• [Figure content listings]
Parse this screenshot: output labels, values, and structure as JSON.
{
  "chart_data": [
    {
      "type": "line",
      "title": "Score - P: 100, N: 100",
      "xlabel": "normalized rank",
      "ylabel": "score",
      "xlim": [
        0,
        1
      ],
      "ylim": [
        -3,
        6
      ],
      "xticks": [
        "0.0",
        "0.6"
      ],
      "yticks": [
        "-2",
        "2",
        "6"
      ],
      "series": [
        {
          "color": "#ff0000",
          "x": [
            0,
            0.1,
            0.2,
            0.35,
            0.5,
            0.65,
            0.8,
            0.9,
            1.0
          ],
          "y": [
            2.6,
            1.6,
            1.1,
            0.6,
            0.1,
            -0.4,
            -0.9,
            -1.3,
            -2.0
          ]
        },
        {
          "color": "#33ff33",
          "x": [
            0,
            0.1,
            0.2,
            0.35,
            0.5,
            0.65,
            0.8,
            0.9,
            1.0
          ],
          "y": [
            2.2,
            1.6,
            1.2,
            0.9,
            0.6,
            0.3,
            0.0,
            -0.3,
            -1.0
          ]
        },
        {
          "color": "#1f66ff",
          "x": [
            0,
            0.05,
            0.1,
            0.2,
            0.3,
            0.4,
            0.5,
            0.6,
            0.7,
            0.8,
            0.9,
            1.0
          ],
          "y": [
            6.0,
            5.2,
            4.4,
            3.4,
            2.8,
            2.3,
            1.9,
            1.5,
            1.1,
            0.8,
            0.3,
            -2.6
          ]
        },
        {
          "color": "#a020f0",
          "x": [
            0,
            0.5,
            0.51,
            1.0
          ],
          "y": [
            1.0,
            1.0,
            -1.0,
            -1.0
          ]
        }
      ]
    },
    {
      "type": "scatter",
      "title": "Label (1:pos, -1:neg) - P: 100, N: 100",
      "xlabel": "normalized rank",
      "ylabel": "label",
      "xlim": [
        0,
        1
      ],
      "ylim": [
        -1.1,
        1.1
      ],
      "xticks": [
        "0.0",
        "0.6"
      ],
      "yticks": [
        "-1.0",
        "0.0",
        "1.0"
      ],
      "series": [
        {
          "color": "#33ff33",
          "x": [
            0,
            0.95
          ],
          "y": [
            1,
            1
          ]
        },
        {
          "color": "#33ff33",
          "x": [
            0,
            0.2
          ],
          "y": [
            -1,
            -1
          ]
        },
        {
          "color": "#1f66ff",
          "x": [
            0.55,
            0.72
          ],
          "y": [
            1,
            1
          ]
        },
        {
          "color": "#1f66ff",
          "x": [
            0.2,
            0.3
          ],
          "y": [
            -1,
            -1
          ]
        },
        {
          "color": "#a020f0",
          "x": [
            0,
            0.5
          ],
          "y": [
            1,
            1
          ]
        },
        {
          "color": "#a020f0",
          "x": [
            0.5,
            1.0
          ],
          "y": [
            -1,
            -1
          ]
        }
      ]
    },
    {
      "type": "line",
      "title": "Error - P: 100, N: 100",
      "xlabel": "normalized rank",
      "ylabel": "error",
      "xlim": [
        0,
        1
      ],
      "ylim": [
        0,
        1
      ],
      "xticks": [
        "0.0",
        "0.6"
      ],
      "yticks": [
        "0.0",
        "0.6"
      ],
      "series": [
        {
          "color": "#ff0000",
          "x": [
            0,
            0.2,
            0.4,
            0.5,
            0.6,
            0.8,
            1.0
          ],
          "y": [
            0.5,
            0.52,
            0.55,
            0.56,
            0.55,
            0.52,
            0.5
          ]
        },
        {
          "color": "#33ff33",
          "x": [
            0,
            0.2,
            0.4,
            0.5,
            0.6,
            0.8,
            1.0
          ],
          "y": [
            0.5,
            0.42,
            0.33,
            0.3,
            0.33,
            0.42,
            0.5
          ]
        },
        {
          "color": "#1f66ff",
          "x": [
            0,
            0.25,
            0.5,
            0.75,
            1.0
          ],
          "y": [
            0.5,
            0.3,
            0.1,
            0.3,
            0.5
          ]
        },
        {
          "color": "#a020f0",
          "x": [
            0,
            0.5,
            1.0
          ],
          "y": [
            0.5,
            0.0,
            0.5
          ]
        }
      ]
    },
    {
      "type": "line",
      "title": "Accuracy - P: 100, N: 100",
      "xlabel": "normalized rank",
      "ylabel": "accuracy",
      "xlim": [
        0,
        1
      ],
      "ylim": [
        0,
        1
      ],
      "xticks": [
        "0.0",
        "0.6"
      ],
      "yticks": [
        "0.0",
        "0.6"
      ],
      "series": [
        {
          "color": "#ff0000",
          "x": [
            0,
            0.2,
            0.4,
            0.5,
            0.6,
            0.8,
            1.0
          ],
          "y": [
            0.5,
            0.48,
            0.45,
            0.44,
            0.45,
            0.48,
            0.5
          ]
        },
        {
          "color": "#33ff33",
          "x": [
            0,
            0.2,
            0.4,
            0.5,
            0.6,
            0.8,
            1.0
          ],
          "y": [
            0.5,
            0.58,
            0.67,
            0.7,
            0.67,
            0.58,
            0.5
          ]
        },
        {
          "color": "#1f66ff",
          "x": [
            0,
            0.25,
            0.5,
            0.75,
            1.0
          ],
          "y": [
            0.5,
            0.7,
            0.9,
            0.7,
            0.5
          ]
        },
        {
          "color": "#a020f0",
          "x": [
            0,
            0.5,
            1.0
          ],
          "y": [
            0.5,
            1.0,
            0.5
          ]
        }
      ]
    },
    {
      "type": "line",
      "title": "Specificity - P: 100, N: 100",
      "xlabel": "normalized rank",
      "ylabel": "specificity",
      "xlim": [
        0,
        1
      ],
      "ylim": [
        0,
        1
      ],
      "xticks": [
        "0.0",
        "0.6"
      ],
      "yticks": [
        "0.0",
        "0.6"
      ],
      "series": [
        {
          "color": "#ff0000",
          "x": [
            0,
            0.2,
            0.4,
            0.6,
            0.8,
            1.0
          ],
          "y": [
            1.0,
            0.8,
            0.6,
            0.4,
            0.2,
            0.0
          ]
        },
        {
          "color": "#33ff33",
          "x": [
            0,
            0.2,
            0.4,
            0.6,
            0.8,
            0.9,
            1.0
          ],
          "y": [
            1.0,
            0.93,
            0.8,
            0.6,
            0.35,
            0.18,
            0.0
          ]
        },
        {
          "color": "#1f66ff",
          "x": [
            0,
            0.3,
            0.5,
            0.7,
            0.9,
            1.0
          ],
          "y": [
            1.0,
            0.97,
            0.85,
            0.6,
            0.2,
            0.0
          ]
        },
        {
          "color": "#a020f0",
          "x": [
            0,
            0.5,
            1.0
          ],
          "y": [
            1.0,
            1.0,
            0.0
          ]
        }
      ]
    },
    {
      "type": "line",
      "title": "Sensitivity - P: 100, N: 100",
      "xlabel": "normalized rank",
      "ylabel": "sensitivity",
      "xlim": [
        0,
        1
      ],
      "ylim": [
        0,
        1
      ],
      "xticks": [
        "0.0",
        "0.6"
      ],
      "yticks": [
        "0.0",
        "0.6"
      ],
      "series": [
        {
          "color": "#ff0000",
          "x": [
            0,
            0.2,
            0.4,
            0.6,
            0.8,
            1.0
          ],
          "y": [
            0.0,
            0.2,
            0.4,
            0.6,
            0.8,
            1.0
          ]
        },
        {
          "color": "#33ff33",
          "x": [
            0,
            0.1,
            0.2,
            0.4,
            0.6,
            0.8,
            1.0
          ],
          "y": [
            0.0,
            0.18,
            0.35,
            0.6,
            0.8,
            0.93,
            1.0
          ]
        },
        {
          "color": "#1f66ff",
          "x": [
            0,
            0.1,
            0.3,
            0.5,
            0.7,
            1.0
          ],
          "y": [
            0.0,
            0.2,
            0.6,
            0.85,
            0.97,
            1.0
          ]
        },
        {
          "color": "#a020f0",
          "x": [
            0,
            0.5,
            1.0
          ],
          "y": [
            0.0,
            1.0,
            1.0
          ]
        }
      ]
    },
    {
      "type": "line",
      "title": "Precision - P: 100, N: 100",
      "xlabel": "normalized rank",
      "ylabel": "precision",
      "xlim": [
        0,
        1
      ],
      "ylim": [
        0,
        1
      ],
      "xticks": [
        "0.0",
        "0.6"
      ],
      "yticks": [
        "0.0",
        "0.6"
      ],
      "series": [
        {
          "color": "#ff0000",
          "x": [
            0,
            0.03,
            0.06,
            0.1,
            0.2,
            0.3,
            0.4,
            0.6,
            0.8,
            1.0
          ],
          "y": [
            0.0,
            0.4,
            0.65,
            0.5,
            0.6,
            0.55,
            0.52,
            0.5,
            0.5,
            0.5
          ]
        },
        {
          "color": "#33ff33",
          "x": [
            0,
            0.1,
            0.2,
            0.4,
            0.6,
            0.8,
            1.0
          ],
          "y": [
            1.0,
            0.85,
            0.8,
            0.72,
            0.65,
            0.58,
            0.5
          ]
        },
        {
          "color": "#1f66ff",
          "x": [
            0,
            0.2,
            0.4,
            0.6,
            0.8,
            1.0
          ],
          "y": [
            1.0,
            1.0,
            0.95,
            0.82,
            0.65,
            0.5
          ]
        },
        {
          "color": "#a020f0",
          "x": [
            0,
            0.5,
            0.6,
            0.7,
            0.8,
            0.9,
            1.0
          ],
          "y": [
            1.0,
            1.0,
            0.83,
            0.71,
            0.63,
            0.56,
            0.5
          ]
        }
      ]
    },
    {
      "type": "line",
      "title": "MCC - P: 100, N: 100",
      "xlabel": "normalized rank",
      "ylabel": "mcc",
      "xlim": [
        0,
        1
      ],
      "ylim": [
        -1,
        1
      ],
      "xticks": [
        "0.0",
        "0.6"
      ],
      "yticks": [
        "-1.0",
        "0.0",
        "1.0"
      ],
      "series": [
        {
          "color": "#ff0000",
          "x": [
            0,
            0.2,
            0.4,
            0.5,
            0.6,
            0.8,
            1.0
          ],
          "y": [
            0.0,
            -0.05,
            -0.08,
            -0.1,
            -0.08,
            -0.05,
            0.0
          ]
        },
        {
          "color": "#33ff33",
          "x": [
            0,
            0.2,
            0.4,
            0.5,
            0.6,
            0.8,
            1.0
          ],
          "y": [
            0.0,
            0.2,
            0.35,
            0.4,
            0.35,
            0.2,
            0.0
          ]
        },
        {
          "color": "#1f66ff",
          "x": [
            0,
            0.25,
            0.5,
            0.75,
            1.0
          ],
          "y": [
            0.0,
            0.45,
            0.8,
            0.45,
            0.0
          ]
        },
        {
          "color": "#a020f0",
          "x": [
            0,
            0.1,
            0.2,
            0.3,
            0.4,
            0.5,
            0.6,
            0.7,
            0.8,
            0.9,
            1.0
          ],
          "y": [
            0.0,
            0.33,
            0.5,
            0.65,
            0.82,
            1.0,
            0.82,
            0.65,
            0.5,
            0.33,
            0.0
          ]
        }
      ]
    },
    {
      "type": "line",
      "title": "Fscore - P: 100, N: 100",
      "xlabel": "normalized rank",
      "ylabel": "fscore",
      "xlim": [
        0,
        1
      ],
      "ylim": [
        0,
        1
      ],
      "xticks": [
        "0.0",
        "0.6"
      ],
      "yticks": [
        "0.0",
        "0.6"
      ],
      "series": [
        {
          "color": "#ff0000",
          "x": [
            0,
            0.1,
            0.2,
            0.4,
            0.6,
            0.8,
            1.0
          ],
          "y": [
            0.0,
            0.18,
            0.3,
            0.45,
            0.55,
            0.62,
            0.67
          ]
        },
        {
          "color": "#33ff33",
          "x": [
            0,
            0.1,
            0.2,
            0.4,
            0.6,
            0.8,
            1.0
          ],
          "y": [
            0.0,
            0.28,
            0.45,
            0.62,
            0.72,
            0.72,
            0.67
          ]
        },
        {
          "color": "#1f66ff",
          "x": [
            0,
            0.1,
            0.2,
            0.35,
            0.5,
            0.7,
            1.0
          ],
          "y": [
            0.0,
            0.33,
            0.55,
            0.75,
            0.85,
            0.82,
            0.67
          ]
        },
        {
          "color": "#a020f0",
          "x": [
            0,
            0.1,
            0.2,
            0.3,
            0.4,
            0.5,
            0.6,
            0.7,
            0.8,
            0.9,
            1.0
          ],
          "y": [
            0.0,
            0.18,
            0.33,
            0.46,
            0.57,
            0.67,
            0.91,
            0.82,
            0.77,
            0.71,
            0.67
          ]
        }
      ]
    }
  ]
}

• [Do this] Identify each line of the material where the word "ylabel" shows up, and copy it.

• [Final result]
      "ylabel": "score",
      "ylabel": "label",
      "ylabel": "error",
      "ylabel": "accuracy",
      "ylabel": "specificity",
      "ylabel": "sensitivity",
      "ylabel": "precision",
      "ylabel": "mcc",
      "ylabel": "fscore",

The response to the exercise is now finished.